→ **EXERCISE MATERIALS**:
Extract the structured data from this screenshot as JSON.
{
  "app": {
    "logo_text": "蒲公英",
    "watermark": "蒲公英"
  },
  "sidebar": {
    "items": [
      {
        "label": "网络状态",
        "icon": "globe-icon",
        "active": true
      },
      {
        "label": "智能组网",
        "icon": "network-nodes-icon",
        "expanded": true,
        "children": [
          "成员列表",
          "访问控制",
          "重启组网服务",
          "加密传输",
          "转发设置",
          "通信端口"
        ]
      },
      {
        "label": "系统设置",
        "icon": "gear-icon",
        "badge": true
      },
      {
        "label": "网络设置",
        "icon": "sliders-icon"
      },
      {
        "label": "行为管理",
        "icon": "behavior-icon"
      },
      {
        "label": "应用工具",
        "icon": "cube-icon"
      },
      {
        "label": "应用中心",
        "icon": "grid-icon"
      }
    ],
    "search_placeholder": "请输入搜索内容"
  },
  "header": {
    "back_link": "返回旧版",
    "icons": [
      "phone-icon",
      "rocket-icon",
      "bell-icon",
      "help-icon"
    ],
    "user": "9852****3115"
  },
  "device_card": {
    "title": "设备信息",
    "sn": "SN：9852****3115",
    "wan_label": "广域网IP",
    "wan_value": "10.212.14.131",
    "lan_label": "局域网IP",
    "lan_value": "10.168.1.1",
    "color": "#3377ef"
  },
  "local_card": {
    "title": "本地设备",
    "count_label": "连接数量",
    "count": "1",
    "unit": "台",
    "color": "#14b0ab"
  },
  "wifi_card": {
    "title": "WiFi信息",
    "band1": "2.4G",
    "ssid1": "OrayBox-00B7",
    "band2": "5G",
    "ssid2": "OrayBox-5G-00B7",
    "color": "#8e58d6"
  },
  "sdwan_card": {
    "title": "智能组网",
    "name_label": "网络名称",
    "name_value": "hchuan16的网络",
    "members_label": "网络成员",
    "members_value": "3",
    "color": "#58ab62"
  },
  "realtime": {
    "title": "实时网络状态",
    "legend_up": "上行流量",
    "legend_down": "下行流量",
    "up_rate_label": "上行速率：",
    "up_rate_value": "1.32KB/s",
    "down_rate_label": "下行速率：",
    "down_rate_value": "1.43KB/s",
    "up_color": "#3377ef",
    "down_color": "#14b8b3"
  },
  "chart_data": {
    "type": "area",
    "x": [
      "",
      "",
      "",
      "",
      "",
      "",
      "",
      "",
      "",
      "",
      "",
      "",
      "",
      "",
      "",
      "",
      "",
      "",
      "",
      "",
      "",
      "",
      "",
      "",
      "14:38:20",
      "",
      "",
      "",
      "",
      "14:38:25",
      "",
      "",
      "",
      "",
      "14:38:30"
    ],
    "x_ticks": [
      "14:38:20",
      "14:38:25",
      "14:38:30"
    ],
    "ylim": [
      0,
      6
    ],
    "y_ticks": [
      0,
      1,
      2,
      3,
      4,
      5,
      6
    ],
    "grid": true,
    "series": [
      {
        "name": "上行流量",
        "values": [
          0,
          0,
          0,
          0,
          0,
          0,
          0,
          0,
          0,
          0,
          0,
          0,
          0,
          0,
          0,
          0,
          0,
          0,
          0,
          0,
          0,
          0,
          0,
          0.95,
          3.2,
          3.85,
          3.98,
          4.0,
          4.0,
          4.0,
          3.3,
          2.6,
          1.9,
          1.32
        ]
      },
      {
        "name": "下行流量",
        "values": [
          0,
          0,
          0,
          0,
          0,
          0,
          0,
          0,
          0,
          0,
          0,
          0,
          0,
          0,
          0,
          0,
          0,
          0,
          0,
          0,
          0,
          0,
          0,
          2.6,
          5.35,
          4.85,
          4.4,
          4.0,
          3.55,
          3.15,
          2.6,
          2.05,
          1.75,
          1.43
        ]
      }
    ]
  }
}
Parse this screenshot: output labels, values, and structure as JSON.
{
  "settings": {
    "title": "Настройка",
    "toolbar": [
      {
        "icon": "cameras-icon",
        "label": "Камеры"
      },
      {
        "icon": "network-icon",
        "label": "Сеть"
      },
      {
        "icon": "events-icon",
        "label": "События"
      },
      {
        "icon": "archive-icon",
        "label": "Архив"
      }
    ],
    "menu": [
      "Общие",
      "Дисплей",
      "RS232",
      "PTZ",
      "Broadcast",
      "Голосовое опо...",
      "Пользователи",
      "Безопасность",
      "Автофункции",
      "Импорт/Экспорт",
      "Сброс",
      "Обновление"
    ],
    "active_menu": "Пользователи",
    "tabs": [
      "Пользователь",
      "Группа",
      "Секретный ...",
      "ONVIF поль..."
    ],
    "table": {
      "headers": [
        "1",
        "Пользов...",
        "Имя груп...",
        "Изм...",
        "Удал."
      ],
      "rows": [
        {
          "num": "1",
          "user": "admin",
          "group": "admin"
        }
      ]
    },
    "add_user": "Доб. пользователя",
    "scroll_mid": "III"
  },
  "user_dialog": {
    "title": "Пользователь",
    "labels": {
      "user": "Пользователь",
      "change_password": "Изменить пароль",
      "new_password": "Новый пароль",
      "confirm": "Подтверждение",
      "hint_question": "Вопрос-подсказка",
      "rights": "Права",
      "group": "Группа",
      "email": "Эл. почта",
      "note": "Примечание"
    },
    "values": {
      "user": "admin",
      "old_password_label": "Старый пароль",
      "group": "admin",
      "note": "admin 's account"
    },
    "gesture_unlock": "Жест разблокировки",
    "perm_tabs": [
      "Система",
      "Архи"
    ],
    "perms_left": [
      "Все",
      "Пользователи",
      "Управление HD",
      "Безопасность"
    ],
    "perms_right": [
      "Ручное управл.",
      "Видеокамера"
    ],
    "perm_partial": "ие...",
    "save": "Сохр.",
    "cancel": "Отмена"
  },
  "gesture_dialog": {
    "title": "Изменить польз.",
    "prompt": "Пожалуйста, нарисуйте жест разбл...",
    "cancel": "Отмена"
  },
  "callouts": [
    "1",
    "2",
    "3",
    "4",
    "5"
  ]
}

→ **YOUR TASK**:
Transcribe the material exactly as it reads.

→ **THE ANSWER**:
Extract the structured data from this screenshot as JSON.
{
  "app": {
    "logo_text": "蒲公英",
    "watermark": "蒲公英"
  },
  "sidebar": {
    "items": [
      {
        "label": "网络状态",
        "icon": "globe-icon",
        "active": true
      },
      {
        "label": "智能组网",
        "icon": "network-nodes-icon",
        "expanded": true,
        "children": [
          "成员列表",
          "访问控制",
          "重启组网服务",
          "加密传输",
          "转发设置",
          "通信端口"
        ]
      },
      {
        "label": "系统设置",
        "icon": "gear-icon",
        "badge": true
      },
      {
        "label": "网络设置",
        "icon": "sliders-icon"
      },
      {
        "label": "行为管理",
        "icon": "behavior-icon"
      },
      {
        "label": "应用工具",
        "icon": "cube-icon"
      },
      {
        "label": "应用中心",
        "icon": "grid-icon"
      }
    ],
    "search_placeholder": "请输入搜索内容"
  },
  "header": {
    "back_link": "返回旧版",
    "icons": [
      "phone-icon",
      "rocket-icon",
      "bell-icon",
      "help-icon"
    ],
    "user": "9852****3115"
  },
  "device_card": {
    "title": "设备信息",
    "sn": "SN：9852****3115",
    "wan_label": "广域网IP",
    "wan_value": "10.212.14.131",
    "lan_label": "局域网IP",
    "lan_value": "10.168.1.1",
    "color": "#3377ef"
  },
  "local_card": {
    "title": "本地设备",
    "count_label": "连接数量",
    "count": "1",
    "unit": "台",
    "color": "#14b0ab"
  },
  "wifi_card": {
    "title": "WiFi信息",
    "band1": "2.4G",
    "ssid1": "OrayBox-00B7",
    "band2": "5G",
    "ssid2": "OrayBox-5G-00B7",
    "color": "#8e58d6"
  },
  "sdwan_card": {
    "title": "智能组网",
    "name_label": "网络名称",
    "name_value": "hchuan16的网络",
    "members_label": "网络成员",
    "members_value": "3",
    "color": "#58ab62"
  },
  "realtime": {
    "title": "实时网络状态",
    "legend_up": "上行流量",
    "legend_down": "下行流量",
    "up_rate_label": "上行速率：",
    "up_rate_value": "1.32KB/s",
    "down_rate_label": "下行速率：",
    "down_rate_value": "1.43KB/s",
    "up_color": "#3377ef",
    "down_color": "#14b8b3"
  },
  "chart_data": {
    "type": "area",
    "x": [
      "",
      "",
      "",
      "",
      "",
      "",
      "",
      "",
      "",
      "",
      "",
      "",
      "",
      "",
      "",
      "",
      "",
      "",
      "",
      "",
      "",
      "",
      "",
      "",
      "14:38:20",
      "",
      "",
      "",
      "",
      "14:38:25",
      "",
      "",
      "",
      "",
      "14:38:30"
    ],
    "x_ticks": [
      "14:38:20",
      "14:38:25",
      "14:38:30"
    ],
    "ylim": [
      0,
      6
    ],
    "y_ticks": [
      0,
      1,
      2,
      3,
      4,
      5,
      6
    ],
    "grid": true,
    "series": [
      {
        "name": "上行流量",
        "values": [
          0,
          0,
          0,
          0,
          0,
          0,
          0,
          0,
          0,
          0,
          0,
          0,
          0,
          0,
          0,
          0,
          0,
          0,
          0,
          0,
          0,
          0,
          0,
          0.95,
          3.2,
          3.85,
          3.98,
          4.0,
          4.0,
          4.0,
          3.3,
          2.6,
          1.9,
          1.32
        ]
      },
      {
        "name": "下行流量",
        "values": [
          0,
          0,
          0,
          0,
          0,
          0,
          0,
          0,
          0,
          0,
          0,
          0,
          0,
          0,
          0,
          0,
          0,
          0,
          0,
          0,
          0,
          0,
          0,
          2.6,
          5.35,
          4.85,
          4.4,
          4.0,
          3.55,
          3.15,
          2.6,
          2.05,
          1.75,
          1.43
        ]
      }
    ]
  }
}
Parse this screenshot: output labels, values, and structure as JSON.
{
  "settings": {
    "title": "Настройка",
    "toolbar": [
      {
        "icon": "cameras-icon",
        "label": "Камеры"
      },
      {
        "icon": "network-icon",
        "label": "Сеть"
      },
      {
        "icon": "events-icon",
        "label": "События"
      },
      {
        "icon": "archive-icon",
        "label": "Архив"
      }
    ],
    "menu": [
      "Общие",
      "Дисплей",
      "RS232",
      "PTZ",
      "Broadcast",
      "Голосовое опо...",
      "Пользователи",
      "Безопасность",
      "Автофункции",
      "Импорт/Экспорт",
      "Сброс",
      "Обновление"
    ],
    "active_menu": "Пользователи",
    "tabs": [
      "Пользователь",
      "Группа",
      "Секретный ...",
      "ONVIF поль..."
    ],
    "table": {
      "headers": [
        "1",
        "Пользов...",
        "Имя груп...",
        "Изм...",
        "Удал."
      ],
      "rows": [
        {
          "num": "1",
          "user": "admin",
          "group": "admin"
        }
      ]
    },
    "add_user": "Доб. пользователя",
    "scroll_mid": "III"
  },
  "user_dialog": {
    "title": "Пользователь",
    "labels": {
      "user": "Пользователь",
      "change_password": "Изменить пароль",
      "new_password": "Новый пароль",
      "confirm": "Подтверждение",
      "hint_question": "Вопрос-подсказка",
      "rights": "Права",
      "group": "Группа",
      "email": "Эл. почта",
      "note": "Примечание"
    },
    "values": {
      "user": "admin",
      "old_password_label": "Старый пароль",
      "group": "admin",
      "note": "admin 's account"
    },
    "gesture_unlock": "Жест разблокировки",
    "perm_tabs": [
      "Система",
      "Архи"
    ],
    "perms_left": [
      "Все",
      "Пользователи",
      "Управление HD",
      "Безопасность"
    ],
    "perms_right": [
      "Ручное управл.",
      "Видеокамера"
    ],
    "perm_partial": "ие...",
    "save": "Сохр.",
    "cancel": "Отмена"
  },
  "gesture_dialog": {
    "title": "Изменить польз.",
    "prompt": "Пожалуйста, нарисуйте жест разбл...",
    "cancel": "Отмена"
  },
  "callouts": [
    "1",
    "2",
    "3",
    "4",
    "5"
  ]
}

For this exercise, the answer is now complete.